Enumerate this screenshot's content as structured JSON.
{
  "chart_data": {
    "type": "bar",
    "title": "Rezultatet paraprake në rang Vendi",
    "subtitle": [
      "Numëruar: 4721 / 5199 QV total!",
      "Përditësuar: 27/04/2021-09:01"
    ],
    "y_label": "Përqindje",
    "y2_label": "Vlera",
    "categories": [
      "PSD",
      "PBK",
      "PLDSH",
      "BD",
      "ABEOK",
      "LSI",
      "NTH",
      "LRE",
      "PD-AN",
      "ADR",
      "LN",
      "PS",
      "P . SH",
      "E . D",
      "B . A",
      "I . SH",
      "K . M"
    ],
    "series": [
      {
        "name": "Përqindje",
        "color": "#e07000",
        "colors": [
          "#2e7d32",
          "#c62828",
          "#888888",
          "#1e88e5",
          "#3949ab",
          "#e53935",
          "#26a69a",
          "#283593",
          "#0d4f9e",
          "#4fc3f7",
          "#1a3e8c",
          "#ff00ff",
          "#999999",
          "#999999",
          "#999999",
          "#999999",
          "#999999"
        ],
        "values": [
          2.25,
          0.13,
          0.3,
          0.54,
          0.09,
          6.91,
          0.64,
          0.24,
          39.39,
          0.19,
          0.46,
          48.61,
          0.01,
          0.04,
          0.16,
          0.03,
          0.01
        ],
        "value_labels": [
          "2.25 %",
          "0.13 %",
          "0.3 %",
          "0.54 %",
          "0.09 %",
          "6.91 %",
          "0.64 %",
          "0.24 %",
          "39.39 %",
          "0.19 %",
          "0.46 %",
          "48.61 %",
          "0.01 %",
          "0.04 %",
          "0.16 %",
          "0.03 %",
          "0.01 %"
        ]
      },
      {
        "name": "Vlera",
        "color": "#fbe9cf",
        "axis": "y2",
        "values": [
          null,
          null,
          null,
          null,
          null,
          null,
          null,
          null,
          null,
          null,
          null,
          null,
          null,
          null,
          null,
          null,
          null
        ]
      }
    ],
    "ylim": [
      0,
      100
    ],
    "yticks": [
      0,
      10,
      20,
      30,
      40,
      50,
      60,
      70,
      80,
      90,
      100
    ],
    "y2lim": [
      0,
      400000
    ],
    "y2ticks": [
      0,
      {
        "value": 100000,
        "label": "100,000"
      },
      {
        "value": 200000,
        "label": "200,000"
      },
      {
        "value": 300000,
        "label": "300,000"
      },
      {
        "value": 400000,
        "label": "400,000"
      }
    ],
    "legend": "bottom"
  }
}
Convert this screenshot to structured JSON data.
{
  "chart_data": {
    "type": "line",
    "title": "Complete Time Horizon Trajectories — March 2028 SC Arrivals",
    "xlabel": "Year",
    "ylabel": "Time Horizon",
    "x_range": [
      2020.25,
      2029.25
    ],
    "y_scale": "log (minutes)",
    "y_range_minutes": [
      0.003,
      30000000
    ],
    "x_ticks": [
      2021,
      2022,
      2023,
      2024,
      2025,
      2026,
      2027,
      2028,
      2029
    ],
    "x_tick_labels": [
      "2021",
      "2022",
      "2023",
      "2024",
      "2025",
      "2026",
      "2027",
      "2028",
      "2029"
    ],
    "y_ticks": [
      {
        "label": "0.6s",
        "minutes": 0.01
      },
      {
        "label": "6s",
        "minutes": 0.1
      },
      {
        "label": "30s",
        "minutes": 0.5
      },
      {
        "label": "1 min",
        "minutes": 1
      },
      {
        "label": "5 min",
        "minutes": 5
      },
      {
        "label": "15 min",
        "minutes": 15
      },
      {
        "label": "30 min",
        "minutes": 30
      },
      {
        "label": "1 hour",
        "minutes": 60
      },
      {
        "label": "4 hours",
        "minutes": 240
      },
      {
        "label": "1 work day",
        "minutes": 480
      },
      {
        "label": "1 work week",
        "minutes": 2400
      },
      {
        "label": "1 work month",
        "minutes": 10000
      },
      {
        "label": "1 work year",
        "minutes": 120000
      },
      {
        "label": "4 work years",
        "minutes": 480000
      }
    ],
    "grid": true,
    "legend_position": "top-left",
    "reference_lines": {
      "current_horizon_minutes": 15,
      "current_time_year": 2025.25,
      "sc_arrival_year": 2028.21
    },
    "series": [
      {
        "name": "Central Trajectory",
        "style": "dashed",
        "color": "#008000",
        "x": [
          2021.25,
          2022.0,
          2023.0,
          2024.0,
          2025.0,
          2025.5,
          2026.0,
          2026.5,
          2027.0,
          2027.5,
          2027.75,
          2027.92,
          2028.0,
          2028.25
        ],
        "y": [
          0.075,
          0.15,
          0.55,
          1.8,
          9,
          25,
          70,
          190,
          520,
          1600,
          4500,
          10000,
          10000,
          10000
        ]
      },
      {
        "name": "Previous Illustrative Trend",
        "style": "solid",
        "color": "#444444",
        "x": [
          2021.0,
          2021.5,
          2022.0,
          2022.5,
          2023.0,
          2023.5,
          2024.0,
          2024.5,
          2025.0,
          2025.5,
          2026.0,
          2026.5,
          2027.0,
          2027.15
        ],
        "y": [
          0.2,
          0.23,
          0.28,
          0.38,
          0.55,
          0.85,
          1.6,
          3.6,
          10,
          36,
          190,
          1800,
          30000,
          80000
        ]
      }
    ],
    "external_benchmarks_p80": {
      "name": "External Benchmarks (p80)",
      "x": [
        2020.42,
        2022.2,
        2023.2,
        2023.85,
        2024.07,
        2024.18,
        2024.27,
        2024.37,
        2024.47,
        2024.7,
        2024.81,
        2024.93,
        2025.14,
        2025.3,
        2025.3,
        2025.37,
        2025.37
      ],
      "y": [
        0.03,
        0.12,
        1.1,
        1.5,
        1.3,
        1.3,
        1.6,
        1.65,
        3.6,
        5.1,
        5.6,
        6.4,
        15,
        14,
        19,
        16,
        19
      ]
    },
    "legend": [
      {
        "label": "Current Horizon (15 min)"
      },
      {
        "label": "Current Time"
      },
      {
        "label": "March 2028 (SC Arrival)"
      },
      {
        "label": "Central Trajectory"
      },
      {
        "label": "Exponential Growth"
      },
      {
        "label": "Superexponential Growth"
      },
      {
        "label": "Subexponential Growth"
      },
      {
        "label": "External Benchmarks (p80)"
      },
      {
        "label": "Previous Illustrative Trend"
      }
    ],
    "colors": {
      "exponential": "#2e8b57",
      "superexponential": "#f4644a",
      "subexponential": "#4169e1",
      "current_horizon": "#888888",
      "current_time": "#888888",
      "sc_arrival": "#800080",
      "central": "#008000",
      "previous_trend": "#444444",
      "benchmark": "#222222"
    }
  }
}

## Given task:
Search the listing above for the string "work". Copy every line that contains it.

## Exercise response:
        "label": "1 work day",
        "label": "1 work week",
        "label": "1 work month",
        "label": "1 work year",
        "label": "4 work years",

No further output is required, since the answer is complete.